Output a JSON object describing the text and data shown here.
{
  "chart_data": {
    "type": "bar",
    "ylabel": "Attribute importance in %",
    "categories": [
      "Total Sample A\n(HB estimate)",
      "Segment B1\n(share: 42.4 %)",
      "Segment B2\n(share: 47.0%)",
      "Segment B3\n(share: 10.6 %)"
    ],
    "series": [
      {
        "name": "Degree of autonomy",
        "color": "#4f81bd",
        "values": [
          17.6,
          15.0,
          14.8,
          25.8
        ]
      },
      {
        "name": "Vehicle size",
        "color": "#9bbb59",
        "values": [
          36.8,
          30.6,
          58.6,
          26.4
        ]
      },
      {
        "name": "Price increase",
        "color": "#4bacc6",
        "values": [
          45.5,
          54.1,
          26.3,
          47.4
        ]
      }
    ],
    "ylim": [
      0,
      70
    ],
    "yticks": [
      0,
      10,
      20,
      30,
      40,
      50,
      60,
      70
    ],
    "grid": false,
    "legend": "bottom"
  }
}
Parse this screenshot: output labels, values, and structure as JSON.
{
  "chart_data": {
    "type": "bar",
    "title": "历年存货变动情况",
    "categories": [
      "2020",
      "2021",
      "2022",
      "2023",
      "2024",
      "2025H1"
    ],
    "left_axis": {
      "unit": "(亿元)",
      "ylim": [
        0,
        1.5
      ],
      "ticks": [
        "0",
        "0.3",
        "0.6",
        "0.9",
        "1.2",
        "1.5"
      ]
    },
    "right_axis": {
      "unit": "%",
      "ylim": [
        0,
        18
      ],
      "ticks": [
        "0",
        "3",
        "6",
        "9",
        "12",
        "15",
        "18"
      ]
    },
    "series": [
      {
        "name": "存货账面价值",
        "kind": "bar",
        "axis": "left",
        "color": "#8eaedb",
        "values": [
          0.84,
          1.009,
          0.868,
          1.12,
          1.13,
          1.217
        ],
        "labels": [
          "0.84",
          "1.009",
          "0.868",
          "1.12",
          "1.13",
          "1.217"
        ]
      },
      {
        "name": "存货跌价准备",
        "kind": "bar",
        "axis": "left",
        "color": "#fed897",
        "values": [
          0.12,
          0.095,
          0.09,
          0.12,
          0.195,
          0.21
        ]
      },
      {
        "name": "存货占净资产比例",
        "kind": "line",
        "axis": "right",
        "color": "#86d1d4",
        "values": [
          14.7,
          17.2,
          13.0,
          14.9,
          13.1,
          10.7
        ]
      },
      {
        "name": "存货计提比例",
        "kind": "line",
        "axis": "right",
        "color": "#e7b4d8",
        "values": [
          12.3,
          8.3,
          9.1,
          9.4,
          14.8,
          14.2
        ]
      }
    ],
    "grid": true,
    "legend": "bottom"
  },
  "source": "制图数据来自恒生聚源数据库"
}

» EXERCISE
Send back each record exactly as it stands.

» ANSWER FOR THIS EXERCISE
Output a JSON object describing the text and data shown here.
{
  "chart_data": {
    "type": "bar",
    "ylabel": "Attribute importance in %",
    "categories": [
      "Total Sample A\n(HB estimate)",
      "Segment B1\n(share: 42.4 %)",
      "Segment B2\n(share: 47.0%)",
      "Segment B3\n(share: 10.6 %)"
    ],
    "series": [
      {
        "name": "Degree of autonomy",
        "color": "#4f81bd",
        "values": [
          17.6,
          15.0,
          14.8,
          25.8
        ]
      },
      {
        "name": "Vehicle size",
        "color": "#9bbb59",
        "values": [
          36.8,
          30.6,
          58.6,
          26.4
        ]
      },
      {
        "name": "Price increase",
        "color": "#4bacc6",
        "values": [
          45.5,
          54.1,
          26.3,
          47.4
        ]
      }
    ],
    "ylim": [
      0,
      70
    ],
    "yticks": [
      0,
      10,
      20,
      30,
      40,
      50,
      60,
      70
    ],
    "grid": false,
    "legend": "bottom"
  }
}
Parse this screenshot: output labels, values, and structure as JSON.
{
  "chart_data": {
    "type": "bar",
    "title": "历年存货变动情况",
    "categories": [
      "2020",
      "2021",
      "2022",
      "2023",
      "2024",
      "2025H1"
    ],
    "left_axis": {
      "unit": "(亿元)",
      "ylim": [
        0,
        1.5
      ],
      "ticks": [
        "0",
        "0.3",
        "0.6",
        "0.9",
        "1.2",
        "1.5"
      ]
    },
    "right_axis": {
      "unit": "%",
      "ylim": [
        0,
        18
      ],
      "ticks": [
        "0",
        "3",
        "6",
        "9",
        "12",
        "15",
        "18"
      ]
    },
    "series": [
      {
        "name": "存货账面价值",
        "kind": "bar",
        "axis": "left",
        "color": "#8eaedb",
        "values": [
          0.84,
          1.009,
          0.868,
          1.12,
          1.13,
          1.217
        ],
        "labels": [
          "0.84",
          "1.009",
          "0.868",
          "1.12",
          "1.13",
          "1.217"
        ]
      },
      {
        "name": "存货跌价准备",
        "kind": "bar",
        "axis": "left",
        "color": "#fed897",
        "values": [
          0.12,
          0.095,
          0.09,
          0.12,
          0.195,
          0.21
        ]
      },
      {
        "name": "存货占净资产比例",
        "kind": "line",
        "axis": "right",
        "color": "#86d1d4",
        "values": [
          14.7,
          17.2,
          13.0,
          14.9,
          13.1,
          10.7
        ]
      },
      {
        "name": "存货计提比例",
        "kind": "line",
        "axis": "right",
        "color": "#e7b4d8",
        "values": [
          12.3,
          8.3,
          9.1,
          9.4,
          14.8,
          14.2
        ]
      }
    ],
    "grid": true,
    "legend": "bottom"
  },
  "source": "制图数据来自恒生聚源数据库"
}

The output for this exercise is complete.